■ Exercise requirements: Identify all lines in the data containing the string "Filter". Copy them out.

■ Records to use:
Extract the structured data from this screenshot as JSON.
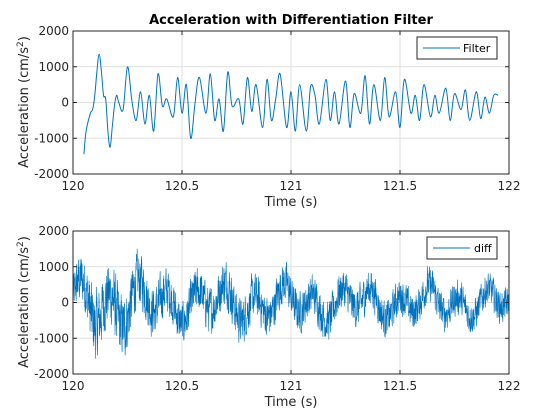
{
  "figure": {
    "background": "#ffffff",
    "line_color": "#0072bd"
  },
  "chart_data": [
    {
      "type": "line",
      "title": "Acceleration with Differentiation Filter",
      "xlabel": "Time (s)",
      "ylabel": "Acceleration (cm/s2)",
      "xlim": [
        120,
        122
      ],
      "ylim": [
        -2000,
        2000
      ],
      "xticks": [
        120,
        120.5,
        121,
        121.5,
        122
      ],
      "xtick_labels": [
        "120",
        "120.5",
        "121",
        "121.5",
        "122"
      ],
      "yticks": [
        -2000,
        -1000,
        0,
        1000,
        2000
      ],
      "ytick_labels": [
        "-2000",
        "-1000",
        "0",
        "1000",
        "2000"
      ],
      "grid": true,
      "legend_position": "top-right",
      "series": [
        {
          "name": "Filter",
          "color": "#0072bd",
          "x": [
            120.05,
            120.06,
            120.08,
            120.09,
            120.1,
            120.11,
            120.12,
            120.13,
            120.14,
            120.15,
            120.16,
            120.17,
            120.18,
            120.19,
            120.2,
            120.21,
            120.23,
            120.25,
            120.27,
            120.29,
            120.31,
            120.33,
            120.35,
            120.37,
            120.39,
            120.41,
            120.43,
            120.46,
            120.48,
            120.5,
            120.52,
            120.54,
            120.56,
            120.58,
            120.61,
            120.63,
            120.65,
            120.67,
            120.69,
            120.71,
            120.73,
            120.76,
            120.78,
            120.8,
            120.82,
            120.84,
            120.87,
            120.89,
            120.91,
            120.93,
            120.95,
            120.98,
            121.0,
            121.02,
            121.04,
            121.07,
            121.09,
            121.11,
            121.13,
            121.16,
            121.18,
            121.2,
            121.22,
            121.25,
            121.27,
            121.29,
            121.32,
            121.34,
            121.36,
            121.38,
            121.41,
            121.43,
            121.45,
            121.48,
            121.5,
            121.52,
            121.55,
            121.57,
            121.59,
            121.61,
            121.64,
            121.66,
            121.68,
            121.71,
            121.73,
            121.75,
            121.78,
            121.8,
            121.82,
            121.85,
            121.87,
            121.89,
            121.91,
            121.93,
            121.95
          ],
          "y": [
            -1450,
            -800,
            -300,
            -200,
            200,
            900,
            1350,
            900,
            200,
            100,
            -800,
            -1250,
            -700,
            -100,
            200,
            0,
            -200,
            1000,
            50,
            -500,
            300,
            -600,
            200,
            -800,
            800,
            -100,
            100,
            -400,
            700,
            -300,
            500,
            -1000,
            0,
            700,
            -300,
            800,
            -500,
            100,
            -800,
            850,
            -100,
            100,
            -600,
            700,
            -250,
            500,
            -700,
            650,
            -500,
            100,
            800,
            -700,
            300,
            -800,
            500,
            -800,
            450,
            200,
            -600,
            650,
            -500,
            300,
            -600,
            600,
            -700,
            250,
            -300,
            750,
            -600,
            500,
            -500,
            700,
            -400,
            300,
            -700,
            650,
            -300,
            200,
            -500,
            500,
            -400,
            200,
            -300,
            400,
            -500,
            250,
            -200,
            350,
            -500,
            300,
            -450,
            150,
            -300,
            200,
            200
          ]
        }
      ]
    },
    {
      "type": "line",
      "title": "",
      "xlabel": "Time (s)",
      "ylabel": "Acceleration (cm/s2)",
      "xlim": [
        120,
        122
      ],
      "ylim": [
        -2000,
        2000
      ],
      "xticks": [
        120,
        120.5,
        121,
        121.5,
        122
      ],
      "xtick_labels": [
        "120",
        "120.5",
        "121",
        "121.5",
        "122"
      ],
      "yticks": [
        -2000,
        -1000,
        0,
        1000,
        2000
      ],
      "ytick_labels": [
        "-2000",
        "-1000",
        "0",
        "1000",
        "2000"
      ],
      "grid": true,
      "legend_position": "top-right",
      "series": [
        {
          "name": "diff",
          "color": "#0072bd",
          "x_start": 120,
          "x_end": 122,
          "amplitude_envelope": [
            [
              120.0,
              1200
            ],
            [
              120.05,
              1500
            ],
            [
              120.1,
              2000
            ],
            [
              120.15,
              1700
            ],
            [
              120.2,
              1900
            ],
            [
              120.3,
              1500
            ],
            [
              120.5,
              1200
            ],
            [
              120.7,
              1300
            ],
            [
              120.9,
              1200
            ],
            [
              121.1,
              1100
            ],
            [
              121.3,
              1100
            ],
            [
              121.5,
              1000
            ],
            [
              121.7,
              1000
            ],
            [
              121.9,
              900
            ],
            [
              122.0,
              900
            ]
          ]
        }
      ]
    }
  ]
}
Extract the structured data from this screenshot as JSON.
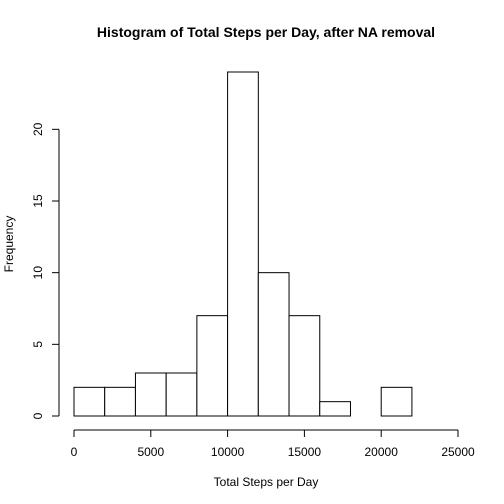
{
  "chart_data": {
    "type": "bar",
    "subtype": "histogram",
    "title": "Histogram of Total Steps per Day, after NA removal",
    "xlabel": "Total Steps per Day",
    "ylabel": "Frequency",
    "bins": [
      {
        "from": 0,
        "to": 2000,
        "count": 2
      },
      {
        "from": 2000,
        "to": 4000,
        "count": 2
      },
      {
        "from": 4000,
        "to": 6000,
        "count": 3
      },
      {
        "from": 6000,
        "to": 8000,
        "count": 3
      },
      {
        "from": 8000,
        "to": 10000,
        "count": 7
      },
      {
        "from": 10000,
        "to": 12000,
        "count": 24
      },
      {
        "from": 12000,
        "to": 14000,
        "count": 10
      },
      {
        "from": 14000,
        "to": 16000,
        "count": 7
      },
      {
        "from": 16000,
        "to": 18000,
        "count": 1
      },
      {
        "from": 18000,
        "to": 20000,
        "count": 0
      },
      {
        "from": 20000,
        "to": 22000,
        "count": 2
      }
    ],
    "xlim": [
      0,
      25000
    ],
    "ylim": [
      0,
      24
    ],
    "x_ticks": [
      0,
      5000,
      10000,
      15000,
      20000,
      25000
    ],
    "x_tick_labels": [
      "0",
      "5000",
      "10000",
      "15000",
      "20000",
      "25000"
    ],
    "y_ticks": [
      0,
      5,
      10,
      15,
      20
    ],
    "y_tick_labels": [
      "0",
      "5",
      "10",
      "15",
      "20"
    ],
    "grid": false,
    "colors": {
      "bar_fill": "#ffffff",
      "bar_stroke": "#000000",
      "background": "#ffffff"
    }
  }
}
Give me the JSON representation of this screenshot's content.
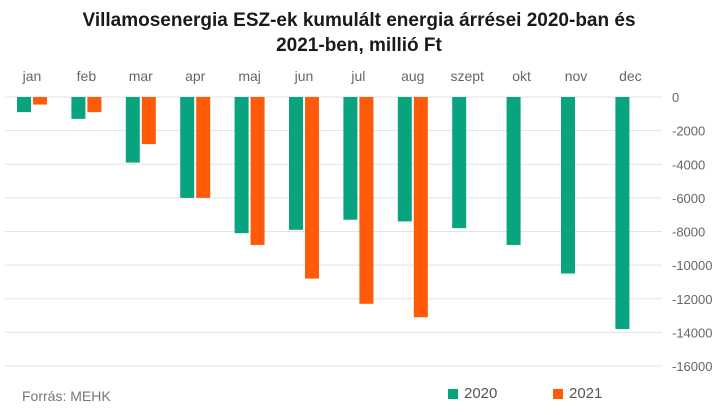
{
  "chart_data": {
    "type": "bar",
    "title_line1": "Villamosenergia ESZ-ek kumulált energia árrései 2020-ban és",
    "title_line2": "2021-ben, millió Ft",
    "categories": [
      "jan",
      "feb",
      "mar",
      "apr",
      "maj",
      "jun",
      "jul",
      "aug",
      "szept",
      "okt",
      "nov",
      "dec"
    ],
    "series": [
      {
        "name": "2020",
        "color": "#0aa37f",
        "values": [
          -900,
          -1300,
          -3900,
          -6000,
          -8100,
          -7900,
          -7300,
          -7400,
          -7800,
          -8800,
          -10500,
          -13800
        ]
      },
      {
        "name": "2021",
        "color": "#ff5a0a",
        "values": [
          -450,
          -900,
          -2800,
          -6000,
          -8800,
          -10800,
          -12300,
          -13100,
          null,
          null,
          null,
          null
        ]
      }
    ],
    "ylim": [
      -16000,
      0
    ],
    "yticks": [
      0,
      -2000,
      -4000,
      -6000,
      -8000,
      -10000,
      -12000,
      -14000,
      -16000
    ],
    "ytick_labels": [
      "0",
      "-2000",
      "-4000",
      "-6000",
      "-8000",
      "-10000",
      "-12000",
      "-14000",
      "-16000"
    ],
    "grid": true,
    "axis_position": "right",
    "legend_position": "bottom",
    "source": "Forrás: MEHK"
  }
}
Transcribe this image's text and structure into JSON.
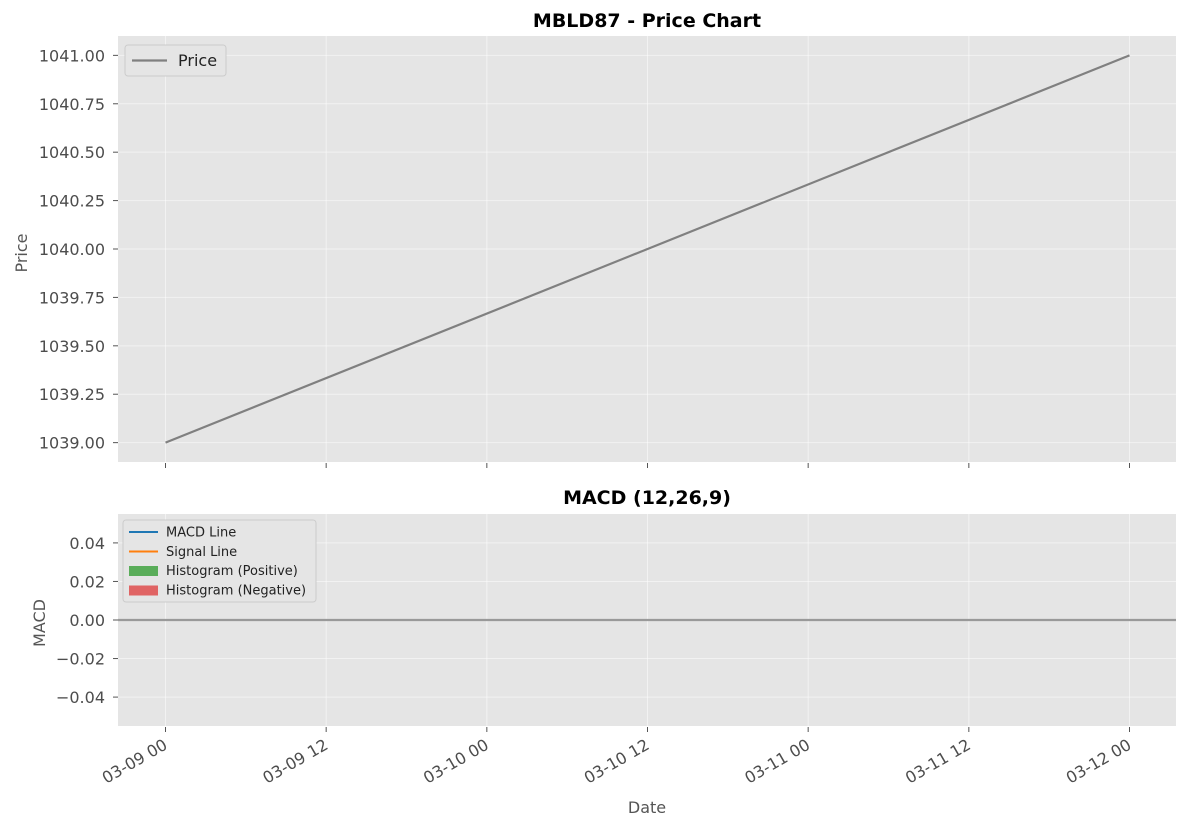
{
  "chart_data": [
    {
      "type": "line",
      "title": "MBLD87 - Price Chart",
      "xlabel": "",
      "ylabel": "Price",
      "ylim": [
        1038.9,
        1041.1
      ],
      "yticks": [
        "1039.00",
        "1039.25",
        "1039.50",
        "1039.75",
        "1040.00",
        "1040.25",
        "1040.50",
        "1040.75",
        "1041.00"
      ],
      "grid": true,
      "legend_position": "top-left",
      "x": [
        "03-09 00",
        "03-12 00"
      ],
      "series": [
        {
          "name": "Price",
          "color": "#808080",
          "values": [
            1039.0,
            1041.0
          ]
        }
      ]
    },
    {
      "type": "line",
      "title": "MACD (12,26,9)",
      "xlabel": "Date",
      "ylabel": "MACD",
      "ylim": [
        -0.055,
        0.055
      ],
      "yticks": [
        "0.04",
        "0.02",
        "0.00",
        "−0.02",
        "−0.04"
      ],
      "xticks": [
        "03-09 00",
        "03-09 12",
        "03-10 00",
        "03-10 12",
        "03-11 00",
        "03-11 12",
        "03-12 00"
      ],
      "grid": true,
      "legend_position": "top-left",
      "x": [
        "03-09 00",
        "03-12 00"
      ],
      "series": [
        {
          "name": "MACD Line",
          "color": "#1f77b4",
          "values": [
            0,
            0
          ]
        },
        {
          "name": "Signal Line",
          "color": "#ff7f0e",
          "values": [
            0,
            0
          ]
        }
      ],
      "histogram": [
        {
          "name": "Histogram (Positive)",
          "color": "#5aad5a"
        },
        {
          "name": "Histogram (Negative)",
          "color": "#e06464"
        }
      ],
      "reference_line": {
        "value": 0,
        "color": "#999999"
      }
    }
  ]
}
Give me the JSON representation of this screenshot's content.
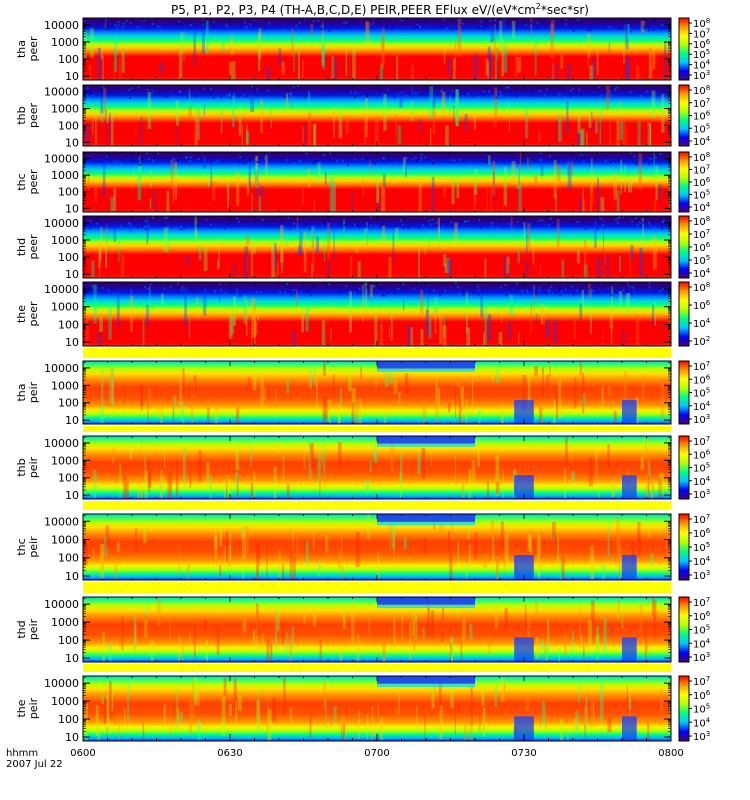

■ Response to the task:
      "title": "Acceleration with Differentiation Filter",
          "name": "Filter",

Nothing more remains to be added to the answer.